Figure dataset records:

▼

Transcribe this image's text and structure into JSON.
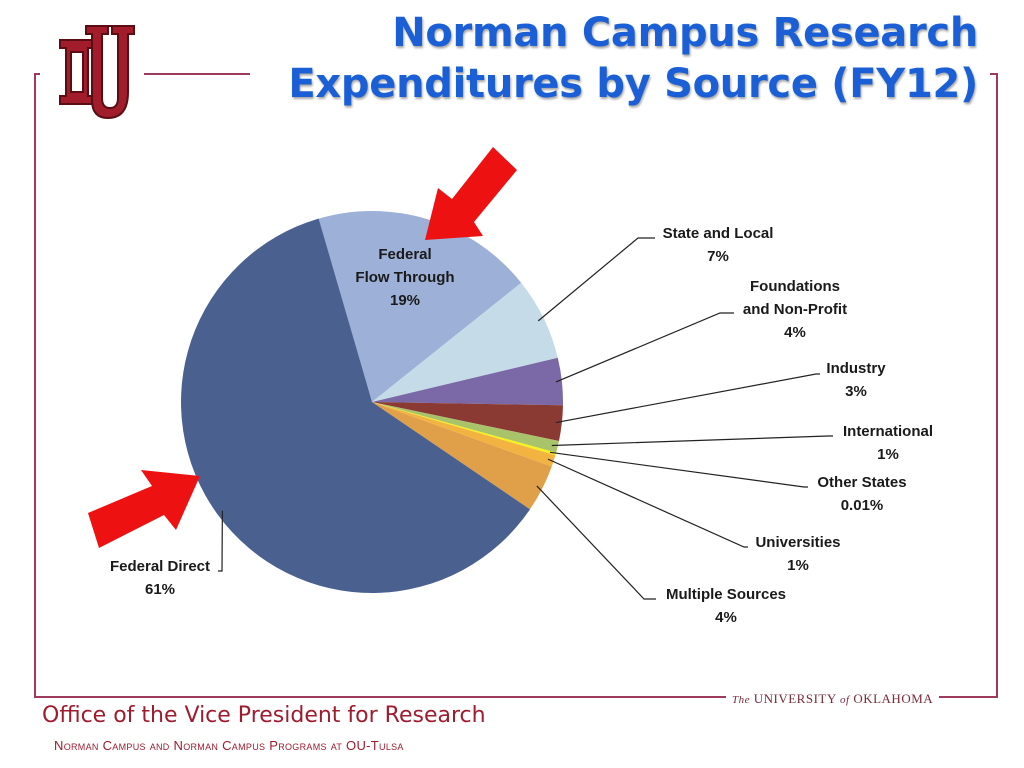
{
  "slide": {
    "title_line1": "Norman Campus Research",
    "title_line2": "Expenditures by Source (FY12)",
    "logo_text": "OU",
    "university_prefix": "The",
    "university_name": "UNIVERSITY",
    "university_of": "of",
    "university_state": "OKLAHOMA",
    "footer_main": "Office of the Vice President for Research",
    "footer_sub": "Norman Campus and Norman Campus Programs at OU-Tulsa"
  },
  "colors": {
    "title": "#1a5fd6",
    "frame": "#9e3b5c",
    "footer": "#9e1c2e",
    "arrow": "#ee1111"
  },
  "chart_data": {
    "type": "pie",
    "title": "Norman Campus Research Expenditures by Source (FY12)",
    "slices": [
      {
        "name": "Federal Flow Through",
        "label_lines": [
          "Federal",
          "Flow Through"
        ],
        "value": 19,
        "label": "19%",
        "color": "#9db0d8"
      },
      {
        "name": "State and Local",
        "label_lines": [
          "State and Local"
        ],
        "value": 7,
        "label": "7%",
        "color": "#c5dce8"
      },
      {
        "name": "Foundations and Non-Profit",
        "label_lines": [
          "Foundations",
          "and Non-Profit"
        ],
        "value": 4,
        "label": "4%",
        "color": "#7b68a6"
      },
      {
        "name": "Industry",
        "label_lines": [
          "Industry"
        ],
        "value": 3,
        "label": "3%",
        "color": "#8b3a33"
      },
      {
        "name": "International",
        "label_lines": [
          "International"
        ],
        "value": 1,
        "label": "1%",
        "color": "#a8c36a"
      },
      {
        "name": "Other States",
        "label_lines": [
          "Other States"
        ],
        "value": 0.01,
        "label": "0.01%",
        "color": "#f5f01e"
      },
      {
        "name": "Universities",
        "label_lines": [
          "Universities"
        ],
        "value": 1,
        "label": "1%",
        "color": "#f2b340"
      },
      {
        "name": "Multiple Sources",
        "label_lines": [
          "Multiple Sources"
        ],
        "value": 4,
        "label": "4%",
        "color": "#e0a04a"
      },
      {
        "name": "Federal Direct",
        "label_lines": [
          "Federal Direct"
        ],
        "value": 61,
        "label": "61%",
        "color": "#4a6190"
      }
    ],
    "highlighted": [
      "Federal Flow Through",
      "Federal Direct"
    ]
  }
}
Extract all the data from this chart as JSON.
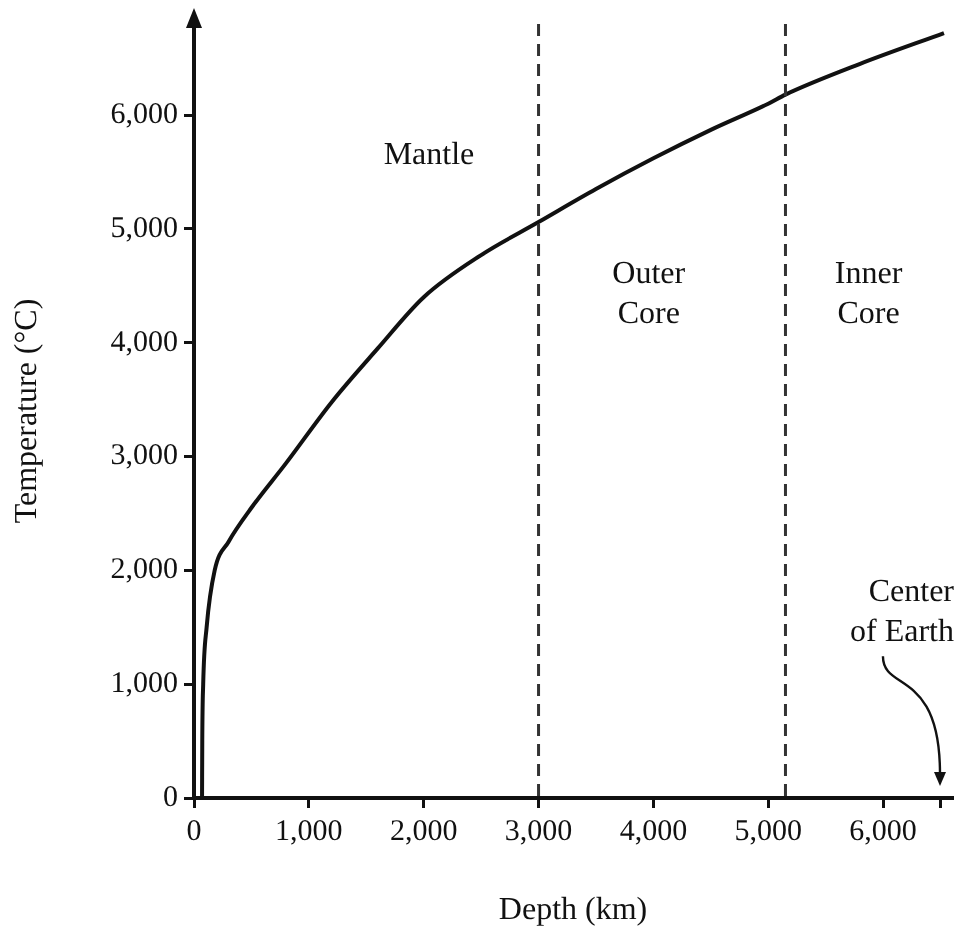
{
  "chart_data": {
    "type": "line",
    "xlabel": "Depth (km)",
    "ylabel": "Temperature (°C)",
    "x": [
      70,
      72,
      80,
      110,
      180,
      300,
      500,
      800,
      1200,
      1600,
      2000,
      2500,
      3000,
      3500,
      4000,
      4500,
      5000,
      5150,
      5800,
      6530
    ],
    "series": [
      {
        "color": "#111111",
        "values": [
          0,
          500,
          1000,
          1500,
          2000,
          2250,
          2550,
          2940,
          3480,
          3950,
          4400,
          4770,
          5060,
          5350,
          5620,
          5870,
          6100,
          6180,
          6450,
          6720
        ]
      }
    ],
    "xlim": [
      0,
      6600
    ],
    "xticks": [
      {
        "value": 0,
        "label": "0"
      },
      {
        "value": 1000,
        "label": "1,000"
      },
      {
        "value": 2000,
        "label": "2,000"
      },
      {
        "value": 3000,
        "label": "3,000"
      },
      {
        "value": 4000,
        "label": "4,000"
      },
      {
        "value": 5000,
        "label": "5,000"
      },
      {
        "value": 6000,
        "label": "6,000"
      },
      {
        "value": 6500,
        "label": null
      }
    ],
    "ylim": [
      0,
      6800
    ],
    "yticks": [
      {
        "value": 0,
        "label": "0"
      },
      {
        "value": 1000,
        "label": "1,000"
      },
      {
        "value": 2000,
        "label": "2,000"
      },
      {
        "value": 3000,
        "label": "3,000"
      },
      {
        "value": 4000,
        "label": "4,000"
      },
      {
        "value": 5000,
        "label": "5,000"
      },
      {
        "value": 6000,
        "label": "6,000"
      }
    ],
    "ref_lines": [
      {
        "axis": "x",
        "value": 3000,
        "color": "#333333",
        "line_style": "dashed"
      },
      {
        "axis": "x",
        "value": 5150,
        "color": "#333333",
        "line_style": "dashed"
      }
    ],
    "annotations": [
      "Mantle",
      "Outer\nCore",
      "Inner\nCore",
      "Center\nof Earth"
    ],
    "grid": false,
    "legend": false,
    "marker": "none",
    "line_style": "solid"
  }
}
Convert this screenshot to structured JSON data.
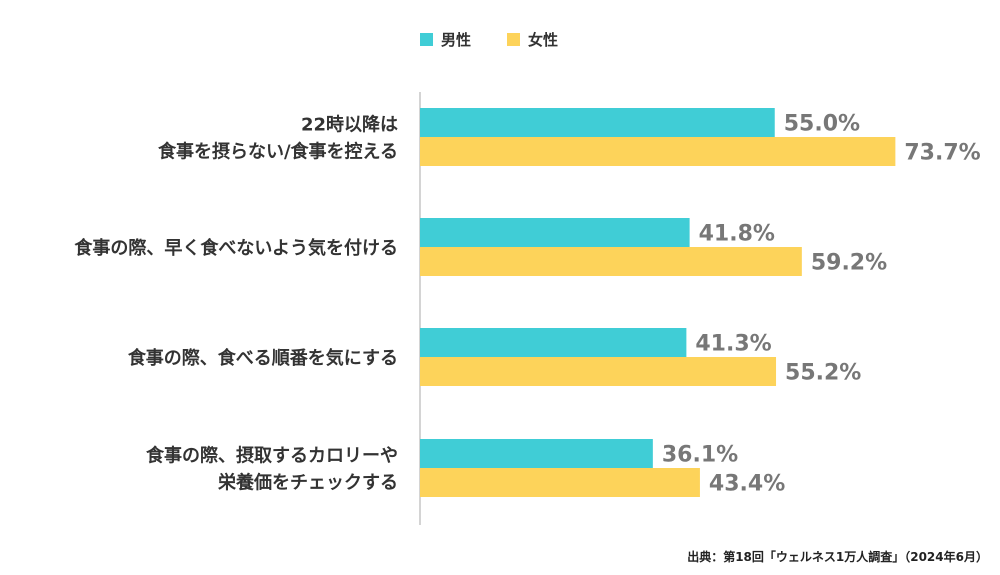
{
  "legend": {
    "male": "男性",
    "female": "女性"
  },
  "colors": {
    "male": "#40CDD6",
    "female": "#FDD35A",
    "value_text": "#777777",
    "axis": "#aaaaaa"
  },
  "source": "出典：第18回「ウェルネス1万人調査」（2024年6月）",
  "chart_data": {
    "type": "bar",
    "orientation": "horizontal",
    "categories": [
      [
        "22時以降は",
        "食事を摂らない/食事を控える"
      ],
      [
        "食事の際、早く食べないよう気を付ける"
      ],
      [
        "食事の際、食べる順番を気にする"
      ],
      [
        "食事の際、摂取するカロリーや",
        "栄養価をチェックする"
      ]
    ],
    "series": [
      {
        "name": "男性",
        "values": [
          55.0,
          41.8,
          41.3,
          36.1
        ],
        "labels": [
          "55.0%",
          "41.8%",
          "41.3%",
          "36.1%"
        ]
      },
      {
        "name": "女性",
        "values": [
          73.7,
          59.2,
          55.2,
          43.4
        ],
        "labels": [
          "73.7%",
          "59.2%",
          "55.2%",
          "43.4%"
        ]
      }
    ],
    "xlim": [
      0,
      100
    ],
    "grid": false,
    "legend_position": "top"
  }
}
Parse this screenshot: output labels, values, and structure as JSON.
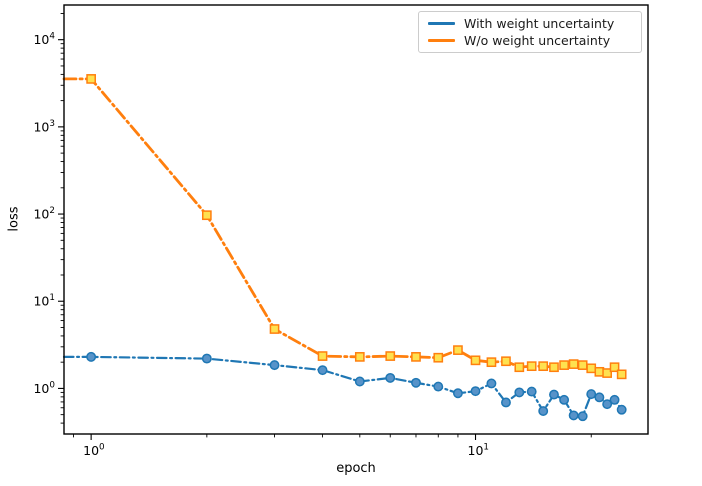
{
  "figure": {
    "background": "#ffffff",
    "spine_color": "#000000",
    "tick_color": "#000000"
  },
  "axes": {
    "xlabel": "epoch",
    "ylabel": "loss"
  },
  "legend": {
    "position": "upper-right-inside",
    "entries": [
      {
        "label": "With weight uncertainty",
        "color": "#1f77b4"
      },
      {
        "label": "W/o weight uncertainty",
        "color": "#ff7f0e"
      }
    ]
  },
  "chart_data": {
    "type": "line",
    "title": "",
    "xlabel": "epoch",
    "ylabel": "loss",
    "xscale": "log",
    "yscale": "log",
    "xlim": [
      0.85,
      28.1
    ],
    "ylim": [
      0.3,
      25000
    ],
    "grid": false,
    "legend_position": "upper right",
    "x_major_ticks": [
      1,
      10
    ],
    "y_major_ticks": [
      1,
      10,
      100,
      1000,
      10000
    ],
    "x_tick_labels": [
      "10⁰",
      "10¹"
    ],
    "y_tick_labels": [
      "10⁰",
      "10¹",
      "10²",
      "10³",
      "10⁴"
    ],
    "x": [
      1,
      2,
      3,
      4,
      5,
      6,
      7,
      8,
      9,
      10,
      11,
      12,
      13,
      14,
      15,
      16,
      17,
      18,
      19,
      20,
      21,
      22,
      23,
      24
    ],
    "series": [
      {
        "name": "With weight uncertainty",
        "color": "#1f77b4",
        "linestyle": "dash-dot",
        "linewidth": 2.2,
        "marker": "circle",
        "marker_fill": "#5793c9",
        "values": [
          2.3,
          2.2,
          1.85,
          1.62,
          1.2,
          1.32,
          1.16,
          1.05,
          0.88,
          0.93,
          1.14,
          0.69,
          0.9,
          0.92,
          0.55,
          0.85,
          0.74,
          0.49,
          0.48,
          0.86,
          0.79,
          0.66,
          0.74,
          0.57
        ]
      },
      {
        "name": "W/o weight uncertainty",
        "color": "#ff7f0e",
        "linestyle": "dash-dot",
        "linewidth": 2.8,
        "marker": "square",
        "marker_fill": "#ffe14f",
        "values": [
          3550,
          97,
          4.8,
          2.35,
          2.3,
          2.35,
          2.3,
          2.25,
          2.75,
          2.1,
          2.0,
          2.05,
          1.75,
          1.8,
          1.8,
          1.75,
          1.85,
          1.9,
          1.85,
          1.7,
          1.55,
          1.5,
          1.75,
          1.45
        ]
      }
    ],
    "clipped_entry_from_left": true
  }
}
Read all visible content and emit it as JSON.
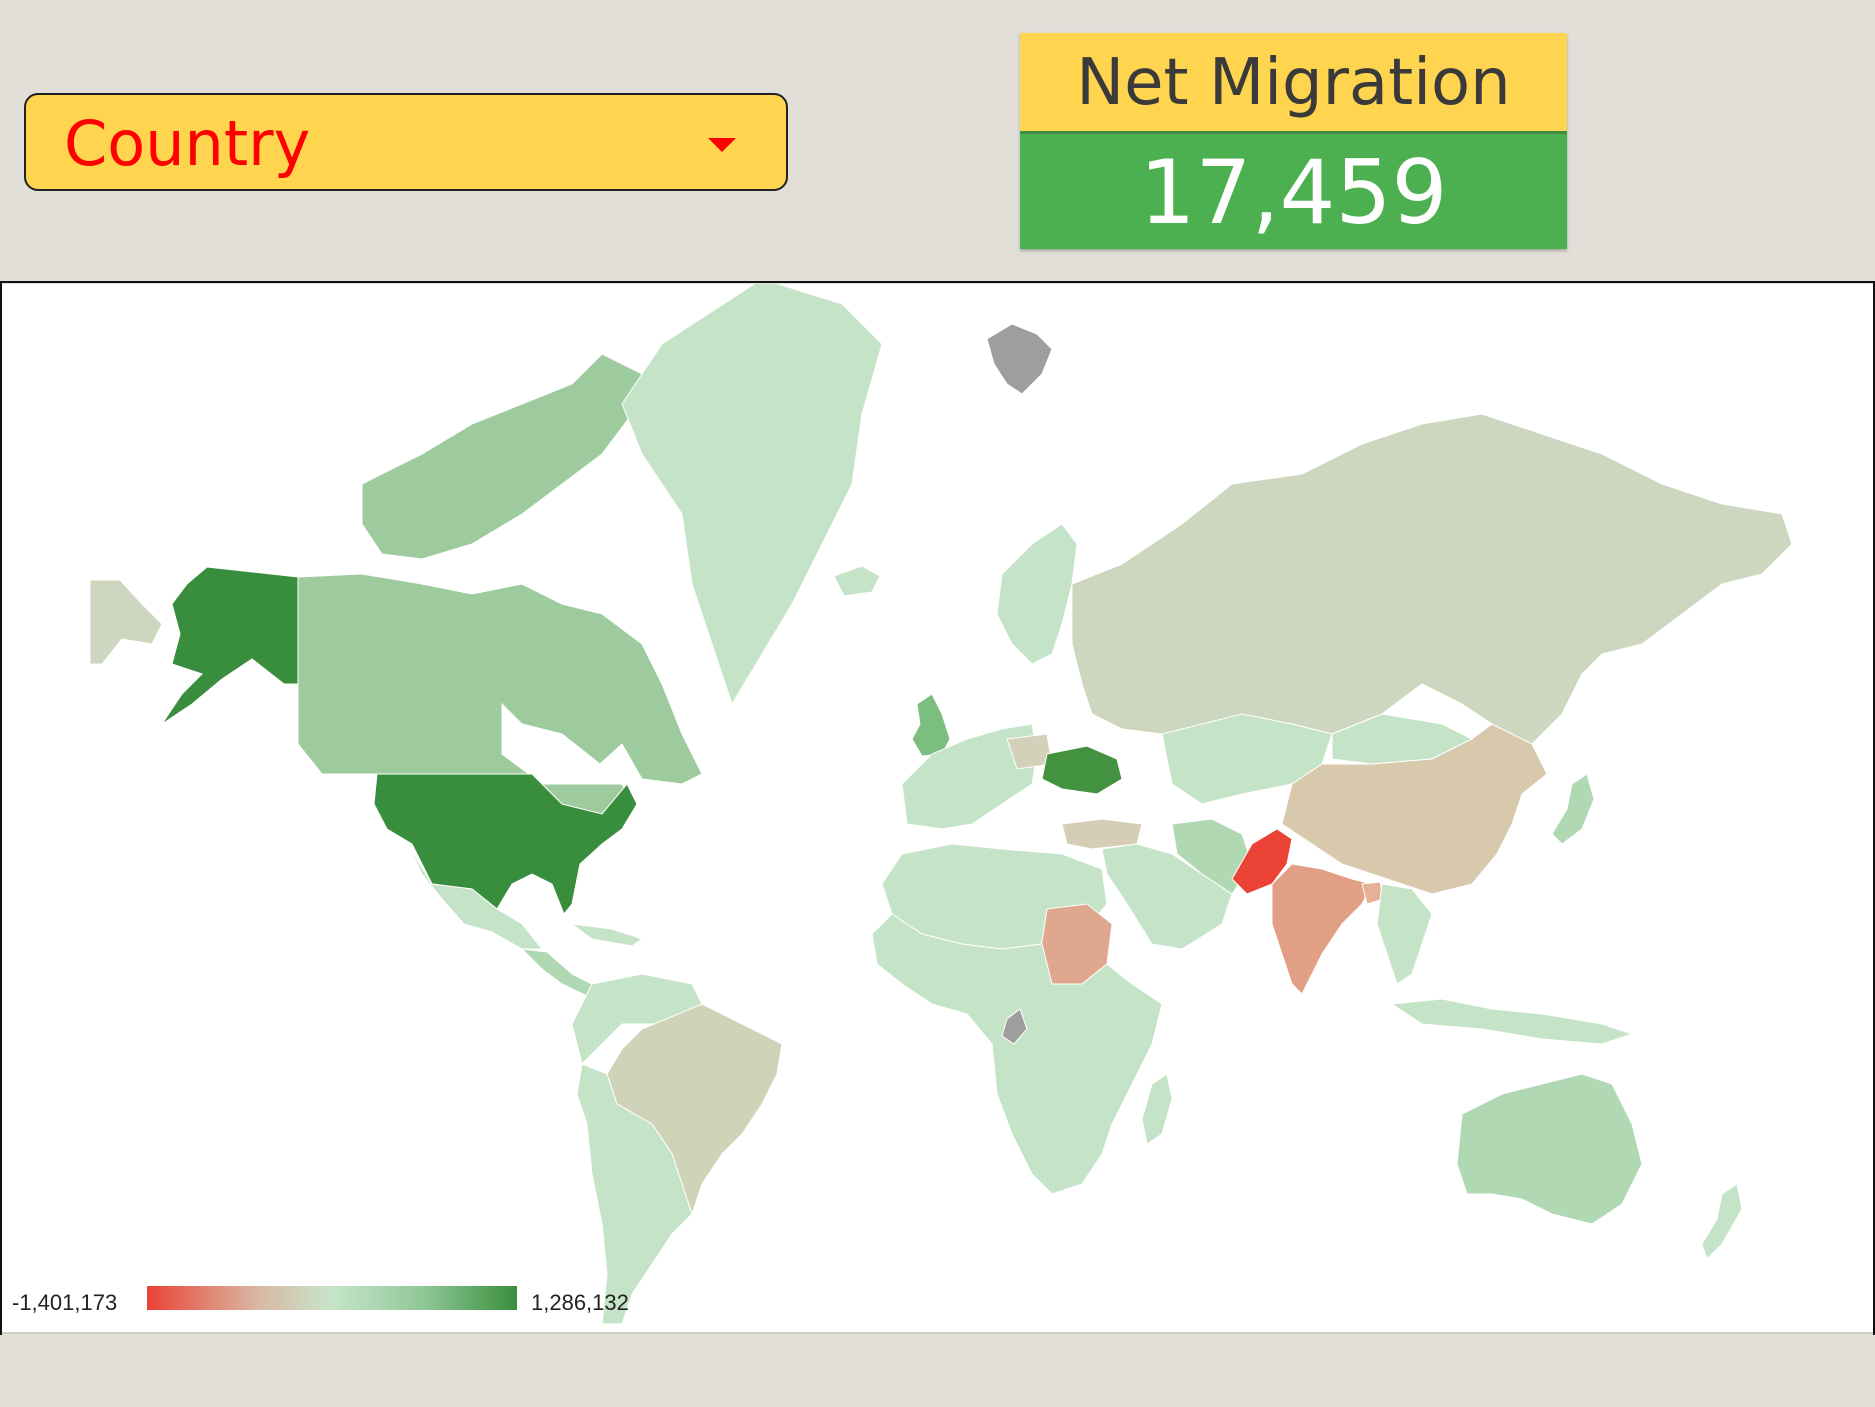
{
  "filter": {
    "label": "Country",
    "icon": "caret-down-icon",
    "colors": {
      "background": "#ffd54f",
      "text": "#ff0000"
    }
  },
  "scorecard": {
    "title": "Net Migration",
    "value": "17,459",
    "colors": {
      "title_bg": "#ffd54f",
      "value_bg": "#4caf50",
      "value_text": "#ffffff"
    }
  },
  "chart_data": {
    "type": "choropleth",
    "metric": "Net Migration",
    "color_scale": {
      "min": -1401173,
      "max": 1286132,
      "min_label": "-1,401,173",
      "max_label": "1,286,132",
      "colors": [
        "#ea4335",
        "#c6e5c9",
        "#388e3c"
      ]
    },
    "no_data_color": "#9e9e9e",
    "regions": [
      {
        "name": "United States",
        "value": 1286132,
        "color": "#388e3c"
      },
      {
        "name": "Ukraine",
        "value": 1000000,
        "color": "#43923f"
      },
      {
        "name": "Canada",
        "value": 500000,
        "color": "#9dcb9e"
      },
      {
        "name": "United Kingdom",
        "value": 400000,
        "color": "#7cbd80"
      },
      {
        "name": "Australia",
        "value": 200000,
        "color": "#b0d8b2"
      },
      {
        "name": "Greenland",
        "value": 50000,
        "color": "#c5e3c6"
      },
      {
        "name": "Russia",
        "value": -100000,
        "color": "#cdd6be"
      },
      {
        "name": "China",
        "value": -350000,
        "color": "#d8c9ad"
      },
      {
        "name": "Brazil",
        "value": -150000,
        "color": "#cfd3b8"
      },
      {
        "name": "India",
        "value": -700000,
        "color": "#e19f86"
      },
      {
        "name": "Pakistan",
        "value": -1401173,
        "color": "#ea4335"
      },
      {
        "name": "Sudan",
        "value": -600000,
        "color": "#dfa88e"
      },
      {
        "name": "Bangladesh",
        "value": -450000,
        "color": "#e5b098"
      },
      {
        "name": "Turkey",
        "value": -200000,
        "color": "#d6cdb5"
      },
      {
        "name": "Poland",
        "value": -150000,
        "color": "#d4d1bb"
      },
      {
        "name": "Svalbard",
        "value": null,
        "color": "#9e9e9e"
      }
    ]
  }
}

▲

• [The request]: Look through the entries above and list every line containing "Profit".

• [Output]:
        "name": "Foundations and Non-Profit",
          "and Non-Profit"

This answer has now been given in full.